◆ **WRITTEN PROBLEM**
Select, from the data, each line where "линейный" occurs.

──────── DATA SUPPLIED

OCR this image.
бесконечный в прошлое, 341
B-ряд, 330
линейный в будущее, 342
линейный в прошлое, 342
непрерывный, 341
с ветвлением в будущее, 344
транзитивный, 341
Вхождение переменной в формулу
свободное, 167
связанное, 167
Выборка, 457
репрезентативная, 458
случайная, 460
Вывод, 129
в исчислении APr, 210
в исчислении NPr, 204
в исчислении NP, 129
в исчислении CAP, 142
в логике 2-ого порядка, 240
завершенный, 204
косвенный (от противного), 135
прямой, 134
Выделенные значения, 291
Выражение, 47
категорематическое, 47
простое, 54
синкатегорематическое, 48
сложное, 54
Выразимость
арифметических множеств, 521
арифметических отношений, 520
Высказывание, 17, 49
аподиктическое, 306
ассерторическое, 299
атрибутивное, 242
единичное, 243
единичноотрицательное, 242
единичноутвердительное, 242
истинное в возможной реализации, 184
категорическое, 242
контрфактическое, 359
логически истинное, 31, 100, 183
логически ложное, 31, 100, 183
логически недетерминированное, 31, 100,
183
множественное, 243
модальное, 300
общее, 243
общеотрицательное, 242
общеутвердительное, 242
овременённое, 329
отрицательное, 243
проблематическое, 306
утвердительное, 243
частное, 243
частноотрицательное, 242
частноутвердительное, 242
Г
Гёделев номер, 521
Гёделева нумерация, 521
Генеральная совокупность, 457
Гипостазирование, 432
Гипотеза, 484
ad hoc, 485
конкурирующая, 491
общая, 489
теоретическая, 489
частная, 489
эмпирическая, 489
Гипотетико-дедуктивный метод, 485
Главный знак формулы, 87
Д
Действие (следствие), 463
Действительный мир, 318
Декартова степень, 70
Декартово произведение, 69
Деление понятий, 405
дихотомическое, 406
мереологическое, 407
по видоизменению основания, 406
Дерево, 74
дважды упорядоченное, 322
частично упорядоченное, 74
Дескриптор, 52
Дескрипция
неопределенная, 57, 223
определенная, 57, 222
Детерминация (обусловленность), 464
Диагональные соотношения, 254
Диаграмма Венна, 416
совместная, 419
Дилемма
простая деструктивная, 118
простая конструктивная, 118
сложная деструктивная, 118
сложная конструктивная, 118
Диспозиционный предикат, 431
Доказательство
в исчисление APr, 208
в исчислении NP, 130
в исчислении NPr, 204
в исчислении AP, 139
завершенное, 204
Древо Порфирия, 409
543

────────────────

◆ **SOLUTION FOR THIS EXERCISE**
линейный в будущее, 342
линейный в прошлое, 342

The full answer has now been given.